§ **TASK PROMPT**
Set down exactly, and only, the lines from the one with "Read this page and output its text content." to the final line of the entries, both included.
---------- MATERIAL SUPPLIED ----------
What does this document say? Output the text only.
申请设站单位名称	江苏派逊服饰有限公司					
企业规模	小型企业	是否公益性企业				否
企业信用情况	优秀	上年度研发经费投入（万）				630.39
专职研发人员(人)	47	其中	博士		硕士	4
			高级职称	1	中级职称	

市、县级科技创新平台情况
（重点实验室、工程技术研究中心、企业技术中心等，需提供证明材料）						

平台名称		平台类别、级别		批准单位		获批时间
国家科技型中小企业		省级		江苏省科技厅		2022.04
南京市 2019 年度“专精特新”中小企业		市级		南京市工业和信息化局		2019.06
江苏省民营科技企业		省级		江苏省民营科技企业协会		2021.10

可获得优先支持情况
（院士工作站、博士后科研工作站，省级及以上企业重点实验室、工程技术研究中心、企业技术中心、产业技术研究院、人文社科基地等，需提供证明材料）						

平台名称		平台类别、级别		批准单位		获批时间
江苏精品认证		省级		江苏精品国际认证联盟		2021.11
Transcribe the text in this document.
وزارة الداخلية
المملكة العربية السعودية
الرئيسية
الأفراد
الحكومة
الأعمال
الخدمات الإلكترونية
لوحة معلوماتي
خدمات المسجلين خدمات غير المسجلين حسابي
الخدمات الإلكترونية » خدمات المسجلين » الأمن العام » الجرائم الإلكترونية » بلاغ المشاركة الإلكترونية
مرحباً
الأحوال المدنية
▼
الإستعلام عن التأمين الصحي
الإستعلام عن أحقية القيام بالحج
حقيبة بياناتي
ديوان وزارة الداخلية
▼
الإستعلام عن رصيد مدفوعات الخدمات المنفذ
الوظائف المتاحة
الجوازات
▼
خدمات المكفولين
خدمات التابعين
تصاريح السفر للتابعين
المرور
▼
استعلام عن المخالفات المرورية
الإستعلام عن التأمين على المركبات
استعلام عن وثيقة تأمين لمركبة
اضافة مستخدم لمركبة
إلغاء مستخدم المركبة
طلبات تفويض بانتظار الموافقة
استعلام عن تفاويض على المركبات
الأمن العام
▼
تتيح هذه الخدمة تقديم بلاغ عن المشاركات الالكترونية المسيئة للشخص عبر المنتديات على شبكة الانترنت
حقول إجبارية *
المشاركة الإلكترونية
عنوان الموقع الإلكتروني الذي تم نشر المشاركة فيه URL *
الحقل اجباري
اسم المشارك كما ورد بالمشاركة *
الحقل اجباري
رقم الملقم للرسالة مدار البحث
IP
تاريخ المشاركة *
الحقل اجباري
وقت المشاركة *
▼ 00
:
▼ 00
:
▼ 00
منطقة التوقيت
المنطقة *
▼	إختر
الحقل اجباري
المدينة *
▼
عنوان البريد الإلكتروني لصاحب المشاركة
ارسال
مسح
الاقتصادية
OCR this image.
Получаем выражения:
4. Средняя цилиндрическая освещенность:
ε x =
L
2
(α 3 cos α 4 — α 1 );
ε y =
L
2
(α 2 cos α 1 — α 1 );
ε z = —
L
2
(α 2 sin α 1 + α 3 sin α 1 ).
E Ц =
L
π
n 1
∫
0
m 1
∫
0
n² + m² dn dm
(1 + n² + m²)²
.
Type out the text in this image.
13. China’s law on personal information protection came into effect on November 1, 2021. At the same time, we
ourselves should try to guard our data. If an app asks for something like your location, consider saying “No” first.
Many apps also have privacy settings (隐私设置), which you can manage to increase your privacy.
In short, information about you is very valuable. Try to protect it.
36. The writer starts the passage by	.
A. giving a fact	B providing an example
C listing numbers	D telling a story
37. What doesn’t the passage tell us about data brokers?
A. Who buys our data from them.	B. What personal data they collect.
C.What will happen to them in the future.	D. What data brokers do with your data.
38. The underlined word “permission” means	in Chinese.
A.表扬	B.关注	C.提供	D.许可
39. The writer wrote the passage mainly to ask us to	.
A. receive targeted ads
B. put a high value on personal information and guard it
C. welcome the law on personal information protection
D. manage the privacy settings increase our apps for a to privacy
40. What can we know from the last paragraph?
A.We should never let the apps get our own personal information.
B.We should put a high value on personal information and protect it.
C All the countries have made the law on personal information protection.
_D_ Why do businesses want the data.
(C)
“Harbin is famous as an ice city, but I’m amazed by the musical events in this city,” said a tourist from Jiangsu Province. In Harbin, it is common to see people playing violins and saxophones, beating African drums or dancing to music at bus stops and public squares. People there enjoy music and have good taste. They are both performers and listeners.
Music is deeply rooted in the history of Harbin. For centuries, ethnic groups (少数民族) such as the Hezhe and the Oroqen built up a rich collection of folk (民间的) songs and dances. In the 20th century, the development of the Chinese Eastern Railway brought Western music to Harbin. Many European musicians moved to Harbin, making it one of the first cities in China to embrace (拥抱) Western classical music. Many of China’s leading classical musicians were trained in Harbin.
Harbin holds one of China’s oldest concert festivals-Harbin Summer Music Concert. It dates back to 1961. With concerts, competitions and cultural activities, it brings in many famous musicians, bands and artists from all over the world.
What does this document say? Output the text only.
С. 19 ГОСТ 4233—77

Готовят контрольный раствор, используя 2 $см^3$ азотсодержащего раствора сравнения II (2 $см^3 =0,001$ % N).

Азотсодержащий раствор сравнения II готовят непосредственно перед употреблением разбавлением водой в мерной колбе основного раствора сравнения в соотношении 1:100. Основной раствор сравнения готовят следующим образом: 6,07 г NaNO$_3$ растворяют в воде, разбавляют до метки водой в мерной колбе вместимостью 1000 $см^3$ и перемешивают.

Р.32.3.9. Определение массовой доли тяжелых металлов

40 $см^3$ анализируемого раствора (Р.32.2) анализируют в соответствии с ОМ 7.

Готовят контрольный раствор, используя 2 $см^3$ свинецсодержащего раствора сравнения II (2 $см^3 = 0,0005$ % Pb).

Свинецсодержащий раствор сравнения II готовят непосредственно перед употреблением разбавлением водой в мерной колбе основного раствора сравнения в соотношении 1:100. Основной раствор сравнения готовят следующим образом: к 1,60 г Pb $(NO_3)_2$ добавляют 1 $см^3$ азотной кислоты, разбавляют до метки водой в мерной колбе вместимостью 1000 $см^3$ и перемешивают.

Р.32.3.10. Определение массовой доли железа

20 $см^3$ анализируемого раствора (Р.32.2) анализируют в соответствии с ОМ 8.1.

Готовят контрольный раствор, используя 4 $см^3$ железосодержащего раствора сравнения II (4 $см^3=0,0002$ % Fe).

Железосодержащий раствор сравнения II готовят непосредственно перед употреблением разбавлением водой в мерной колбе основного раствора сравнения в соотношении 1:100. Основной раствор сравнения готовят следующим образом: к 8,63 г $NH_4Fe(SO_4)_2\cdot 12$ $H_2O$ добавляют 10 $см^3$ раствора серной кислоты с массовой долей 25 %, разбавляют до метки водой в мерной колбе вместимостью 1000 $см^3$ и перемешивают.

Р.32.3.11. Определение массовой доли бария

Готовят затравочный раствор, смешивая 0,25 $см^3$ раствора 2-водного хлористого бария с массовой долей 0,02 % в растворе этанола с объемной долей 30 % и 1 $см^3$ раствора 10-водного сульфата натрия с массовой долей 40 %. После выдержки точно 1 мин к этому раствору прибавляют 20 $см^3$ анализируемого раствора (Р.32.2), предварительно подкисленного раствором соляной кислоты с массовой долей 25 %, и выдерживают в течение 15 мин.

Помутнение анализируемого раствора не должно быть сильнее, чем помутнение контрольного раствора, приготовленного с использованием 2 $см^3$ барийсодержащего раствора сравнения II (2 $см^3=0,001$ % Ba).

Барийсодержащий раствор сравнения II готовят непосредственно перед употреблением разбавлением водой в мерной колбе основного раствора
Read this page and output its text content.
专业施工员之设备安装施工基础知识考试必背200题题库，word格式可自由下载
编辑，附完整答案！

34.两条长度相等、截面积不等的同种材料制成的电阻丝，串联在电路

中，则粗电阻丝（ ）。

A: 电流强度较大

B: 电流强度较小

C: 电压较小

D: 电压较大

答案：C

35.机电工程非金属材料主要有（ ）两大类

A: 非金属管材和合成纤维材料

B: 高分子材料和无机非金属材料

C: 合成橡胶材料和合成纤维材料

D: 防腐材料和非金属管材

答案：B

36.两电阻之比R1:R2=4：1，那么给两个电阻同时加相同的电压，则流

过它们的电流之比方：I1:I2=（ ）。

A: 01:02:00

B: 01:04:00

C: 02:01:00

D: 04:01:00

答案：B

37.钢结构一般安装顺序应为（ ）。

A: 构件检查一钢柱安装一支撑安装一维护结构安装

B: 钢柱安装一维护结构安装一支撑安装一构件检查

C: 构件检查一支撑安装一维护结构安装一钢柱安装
----------
§ **WRITTEN ANSWER**
Read this page and output its text content.
专业施工员之设备安装施工基础知识考试必背200题题库，word格式可自由下载
编辑，附完整答案！

34.两条长度相等、截面积不等的同种材料制成的电阻丝，串联在电路

中，则粗电阻丝（ ）。

A: 电流强度较大

B: 电流强度较小

C: 电压较小

D: 电压较大

答案：C

35.机电工程非金属材料主要有（ ）两大类

A: 非金属管材和合成纤维材料

B: 高分子材料和无机非金属材料

C: 合成橡胶材料和合成纤维材料

D: 防腐材料和非金属管材

答案：B

36.两电阻之比R1:R2=4：1，那么给两个电阻同时加相同的电压，则流

过它们的电流之比方：I1:I2=（ ）。

A: 01:02:00

B: 01:04:00

C: 02:01:00

D: 04:01:00

答案：B

37.钢结构一般安装顺序应为（ ）。

A: 构件检查一钢柱安装一支撑安装一维护结构安装

B: 钢柱安装一维护结构安装一支撑安装一构件检查

C: 构件检查一支撑安装一维护结构安装一钢柱安装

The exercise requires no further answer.